▸ **Material shown**:
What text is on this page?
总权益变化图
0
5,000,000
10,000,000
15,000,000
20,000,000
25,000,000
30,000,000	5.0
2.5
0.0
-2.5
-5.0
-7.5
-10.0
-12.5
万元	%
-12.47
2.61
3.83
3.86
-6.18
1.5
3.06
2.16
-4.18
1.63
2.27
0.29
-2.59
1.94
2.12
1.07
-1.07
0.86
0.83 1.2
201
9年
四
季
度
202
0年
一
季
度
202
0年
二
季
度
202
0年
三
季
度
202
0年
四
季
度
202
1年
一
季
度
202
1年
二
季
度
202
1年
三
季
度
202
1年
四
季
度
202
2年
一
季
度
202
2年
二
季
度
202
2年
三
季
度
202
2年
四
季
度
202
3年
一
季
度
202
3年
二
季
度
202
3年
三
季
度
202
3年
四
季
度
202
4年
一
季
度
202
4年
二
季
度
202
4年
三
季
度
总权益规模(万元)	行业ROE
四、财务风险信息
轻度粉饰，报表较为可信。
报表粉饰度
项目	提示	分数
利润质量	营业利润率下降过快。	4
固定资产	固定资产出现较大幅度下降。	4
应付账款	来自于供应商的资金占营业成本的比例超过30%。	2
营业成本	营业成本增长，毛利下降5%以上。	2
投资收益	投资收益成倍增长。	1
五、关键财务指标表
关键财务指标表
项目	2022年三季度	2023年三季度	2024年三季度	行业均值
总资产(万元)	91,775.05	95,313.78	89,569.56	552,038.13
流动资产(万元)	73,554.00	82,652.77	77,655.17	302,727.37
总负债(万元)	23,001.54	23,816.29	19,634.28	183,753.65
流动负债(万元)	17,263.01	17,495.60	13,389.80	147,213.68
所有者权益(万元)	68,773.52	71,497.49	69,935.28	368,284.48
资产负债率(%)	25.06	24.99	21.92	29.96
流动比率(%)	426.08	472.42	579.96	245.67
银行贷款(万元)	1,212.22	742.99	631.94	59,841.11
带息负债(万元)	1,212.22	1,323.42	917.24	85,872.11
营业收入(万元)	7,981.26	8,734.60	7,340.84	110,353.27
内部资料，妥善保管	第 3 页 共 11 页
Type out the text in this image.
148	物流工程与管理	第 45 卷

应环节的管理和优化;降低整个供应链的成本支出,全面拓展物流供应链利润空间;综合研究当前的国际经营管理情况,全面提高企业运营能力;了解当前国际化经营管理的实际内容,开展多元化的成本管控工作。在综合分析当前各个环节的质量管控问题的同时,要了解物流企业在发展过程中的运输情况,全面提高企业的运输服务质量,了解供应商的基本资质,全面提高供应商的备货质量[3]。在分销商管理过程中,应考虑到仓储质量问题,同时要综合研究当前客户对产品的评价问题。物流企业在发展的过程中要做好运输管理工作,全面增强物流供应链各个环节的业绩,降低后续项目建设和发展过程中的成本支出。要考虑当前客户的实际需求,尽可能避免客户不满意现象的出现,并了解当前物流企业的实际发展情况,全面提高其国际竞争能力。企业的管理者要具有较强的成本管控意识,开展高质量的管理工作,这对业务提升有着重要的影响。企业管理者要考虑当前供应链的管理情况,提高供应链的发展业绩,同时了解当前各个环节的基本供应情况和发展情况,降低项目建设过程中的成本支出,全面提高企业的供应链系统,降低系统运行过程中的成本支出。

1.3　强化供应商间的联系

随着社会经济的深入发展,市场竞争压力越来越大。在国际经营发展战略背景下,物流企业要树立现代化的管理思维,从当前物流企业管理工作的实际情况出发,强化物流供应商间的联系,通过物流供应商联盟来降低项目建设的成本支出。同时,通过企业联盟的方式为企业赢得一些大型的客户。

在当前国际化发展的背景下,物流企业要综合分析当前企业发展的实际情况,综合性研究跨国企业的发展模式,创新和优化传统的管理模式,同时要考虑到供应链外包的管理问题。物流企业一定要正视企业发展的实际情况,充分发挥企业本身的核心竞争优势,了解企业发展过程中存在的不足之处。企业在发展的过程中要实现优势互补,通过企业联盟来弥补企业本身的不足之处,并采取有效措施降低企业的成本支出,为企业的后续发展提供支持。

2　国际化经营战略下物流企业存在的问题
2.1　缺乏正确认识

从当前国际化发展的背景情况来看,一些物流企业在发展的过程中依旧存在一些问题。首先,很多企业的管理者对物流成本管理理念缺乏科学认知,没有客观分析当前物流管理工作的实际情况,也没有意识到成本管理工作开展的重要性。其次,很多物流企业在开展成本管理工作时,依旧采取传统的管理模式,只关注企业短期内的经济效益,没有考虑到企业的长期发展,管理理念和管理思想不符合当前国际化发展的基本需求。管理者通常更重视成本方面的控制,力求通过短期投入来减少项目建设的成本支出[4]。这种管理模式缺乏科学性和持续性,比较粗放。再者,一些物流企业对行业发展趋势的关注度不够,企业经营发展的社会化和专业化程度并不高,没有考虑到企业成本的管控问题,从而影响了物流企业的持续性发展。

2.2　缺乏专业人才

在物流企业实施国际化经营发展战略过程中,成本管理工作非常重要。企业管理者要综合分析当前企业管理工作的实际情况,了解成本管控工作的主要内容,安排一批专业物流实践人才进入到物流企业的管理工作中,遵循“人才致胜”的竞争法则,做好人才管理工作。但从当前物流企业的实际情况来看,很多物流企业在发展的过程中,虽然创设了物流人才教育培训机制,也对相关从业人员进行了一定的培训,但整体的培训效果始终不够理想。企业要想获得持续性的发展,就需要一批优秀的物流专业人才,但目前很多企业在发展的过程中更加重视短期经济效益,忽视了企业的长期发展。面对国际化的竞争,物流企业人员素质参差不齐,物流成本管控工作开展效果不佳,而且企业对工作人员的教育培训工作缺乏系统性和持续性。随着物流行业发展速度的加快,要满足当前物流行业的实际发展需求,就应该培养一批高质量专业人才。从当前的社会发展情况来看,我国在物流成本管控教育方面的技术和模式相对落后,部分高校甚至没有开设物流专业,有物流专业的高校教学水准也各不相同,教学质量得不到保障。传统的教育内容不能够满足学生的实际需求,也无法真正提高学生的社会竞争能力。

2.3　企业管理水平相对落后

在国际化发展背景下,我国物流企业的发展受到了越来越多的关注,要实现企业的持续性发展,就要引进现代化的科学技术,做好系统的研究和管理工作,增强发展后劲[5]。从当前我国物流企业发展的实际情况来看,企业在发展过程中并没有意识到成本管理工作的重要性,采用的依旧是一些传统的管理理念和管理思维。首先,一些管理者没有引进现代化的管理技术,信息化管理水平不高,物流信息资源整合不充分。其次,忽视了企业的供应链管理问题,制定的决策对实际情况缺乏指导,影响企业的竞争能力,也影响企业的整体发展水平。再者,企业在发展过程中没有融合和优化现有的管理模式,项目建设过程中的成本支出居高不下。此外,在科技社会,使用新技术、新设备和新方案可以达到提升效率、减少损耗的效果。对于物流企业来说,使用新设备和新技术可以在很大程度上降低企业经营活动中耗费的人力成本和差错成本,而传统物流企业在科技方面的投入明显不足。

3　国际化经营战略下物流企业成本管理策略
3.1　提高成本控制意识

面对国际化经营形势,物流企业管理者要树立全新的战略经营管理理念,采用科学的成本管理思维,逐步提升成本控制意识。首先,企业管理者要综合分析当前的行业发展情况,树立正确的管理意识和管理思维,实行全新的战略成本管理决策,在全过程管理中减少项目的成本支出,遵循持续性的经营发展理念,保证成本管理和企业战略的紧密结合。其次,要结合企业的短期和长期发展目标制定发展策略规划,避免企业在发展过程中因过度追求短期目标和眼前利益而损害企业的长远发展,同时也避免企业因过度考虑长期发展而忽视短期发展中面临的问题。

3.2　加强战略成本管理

▸ **Instructions for the task**: Copy every line of the records above that contains "this".

▸ **In response**:
What text is on this page?
Type out the text in this image.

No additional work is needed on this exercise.